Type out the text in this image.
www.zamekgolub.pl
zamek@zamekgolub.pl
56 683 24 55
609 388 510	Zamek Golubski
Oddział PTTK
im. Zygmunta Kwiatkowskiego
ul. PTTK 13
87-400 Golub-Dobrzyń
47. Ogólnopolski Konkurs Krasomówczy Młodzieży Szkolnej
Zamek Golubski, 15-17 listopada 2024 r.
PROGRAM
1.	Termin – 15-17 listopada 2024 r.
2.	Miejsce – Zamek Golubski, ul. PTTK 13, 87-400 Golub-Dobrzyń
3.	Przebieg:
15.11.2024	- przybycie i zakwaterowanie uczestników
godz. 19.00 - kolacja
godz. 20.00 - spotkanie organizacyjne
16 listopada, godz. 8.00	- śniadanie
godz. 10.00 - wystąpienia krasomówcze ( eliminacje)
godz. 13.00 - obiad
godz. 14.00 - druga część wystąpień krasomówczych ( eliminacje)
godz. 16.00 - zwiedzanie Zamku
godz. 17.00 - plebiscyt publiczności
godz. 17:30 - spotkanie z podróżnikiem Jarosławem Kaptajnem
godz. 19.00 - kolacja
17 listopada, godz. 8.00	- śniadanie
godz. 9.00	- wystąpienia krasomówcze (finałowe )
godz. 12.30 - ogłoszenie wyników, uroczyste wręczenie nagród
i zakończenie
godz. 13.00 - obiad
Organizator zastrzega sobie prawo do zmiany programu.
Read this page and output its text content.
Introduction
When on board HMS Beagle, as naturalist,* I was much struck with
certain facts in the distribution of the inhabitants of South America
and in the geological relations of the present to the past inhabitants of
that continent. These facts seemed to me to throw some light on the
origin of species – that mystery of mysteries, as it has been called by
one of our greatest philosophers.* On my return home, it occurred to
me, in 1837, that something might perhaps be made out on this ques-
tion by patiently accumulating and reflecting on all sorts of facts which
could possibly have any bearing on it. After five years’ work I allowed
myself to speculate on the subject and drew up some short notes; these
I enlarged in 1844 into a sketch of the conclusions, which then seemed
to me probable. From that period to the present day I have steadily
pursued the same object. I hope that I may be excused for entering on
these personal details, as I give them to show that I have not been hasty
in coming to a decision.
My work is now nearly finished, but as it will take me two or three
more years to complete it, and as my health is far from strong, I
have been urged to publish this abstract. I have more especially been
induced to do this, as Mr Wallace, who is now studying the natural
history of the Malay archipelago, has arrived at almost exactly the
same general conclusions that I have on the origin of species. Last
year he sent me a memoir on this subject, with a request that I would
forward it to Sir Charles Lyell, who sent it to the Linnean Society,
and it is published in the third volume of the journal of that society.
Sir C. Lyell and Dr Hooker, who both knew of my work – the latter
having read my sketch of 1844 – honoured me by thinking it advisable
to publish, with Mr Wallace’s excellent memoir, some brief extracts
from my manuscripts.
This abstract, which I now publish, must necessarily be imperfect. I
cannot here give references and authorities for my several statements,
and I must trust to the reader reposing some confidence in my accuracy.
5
:::
* _AIM OF THE TASK_: Repeat the material above in full, quoting it exactly.

* _RESULT_:
Type out the text in this image.
www.zamekgolub.pl
zamek@zamekgolub.pl
56 683 24 55
609 388 510	Zamek Golubski
Oddział PTTK
im. Zygmunta Kwiatkowskiego
ul. PTTK 13
87-400 Golub-Dobrzyń
47. Ogólnopolski Konkurs Krasomówczy Młodzieży Szkolnej
Zamek Golubski, 15-17 listopada 2024 r.
PROGRAM
1.	Termin – 15-17 listopada 2024 r.
2.	Miejsce – Zamek Golubski, ul. PTTK 13, 87-400 Golub-Dobrzyń
3.	Przebieg:
15.11.2024	- przybycie i zakwaterowanie uczestników
godz. 19.00 - kolacja
godz. 20.00 - spotkanie organizacyjne
16 listopada, godz. 8.00	- śniadanie
godz. 10.00 - wystąpienia krasomówcze ( eliminacje)
godz. 13.00 - obiad
godz. 14.00 - druga część wystąpień krasomówczych ( eliminacje)
godz. 16.00 - zwiedzanie Zamku
godz. 17.00 - plebiscyt publiczności
godz. 17:30 - spotkanie z podróżnikiem Jarosławem Kaptajnem
godz. 19.00 - kolacja
17 listopada, godz. 8.00	- śniadanie
godz. 9.00	- wystąpienia krasomówcze (finałowe )
godz. 12.30 - ogłoszenie wyników, uroczyste wręczenie nagród
i zakończenie
godz. 13.00 - obiad
Organizator zastrzega sobie prawo do zmiany programu.
Read this page and output its text content.
Introduction
When on board HMS Beagle, as naturalist,* I was much struck with
certain facts in the distribution of the inhabitants of South America
and in the geological relations of the present to the past inhabitants of
that continent. These facts seemed to me to throw some light on the
origin of species – that mystery of mysteries, as it has been called by
one of our greatest philosophers.* On my return home, it occurred to
me, in 1837, that something might perhaps be made out on this ques-
tion by patiently accumulating and reflecting on all sorts of facts which
could possibly have any bearing on it. After five years’ work I allowed
myself to speculate on the subject and drew up some short notes; these
I enlarged in 1844 into a sketch of the conclusions, which then seemed
to me probable. From that period to the present day I have steadily
pursued the same object. I hope that I may be excused for entering on
these personal details, as I give them to show that I have not been hasty
in coming to a decision.
My work is now nearly finished, but as it will take me two or three
more years to complete it, and as my health is far from strong, I
have been urged to publish this abstract. I have more especially been
induced to do this, as Mr Wallace, who is now studying the natural
history of the Malay archipelago, has arrived at almost exactly the
same general conclusions that I have on the origin of species. Last
year he sent me a memoir on this subject, with a request that I would
forward it to Sir Charles Lyell, who sent it to the Linnean Society,
and it is published in the third volume of the journal of that society.
Sir C. Lyell and Dr Hooker, who both knew of my work – the latter
having read my sketch of 1844 – honoured me by thinking it advisable
to publish, with Mr Wallace’s excellent memoir, some brief extracts
from my manuscripts.
This abstract, which I now publish, must necessarily be imperfect. I
cannot here give references and authorities for my several statements,
and I must trust to the reader reposing some confidence in my accuracy.
5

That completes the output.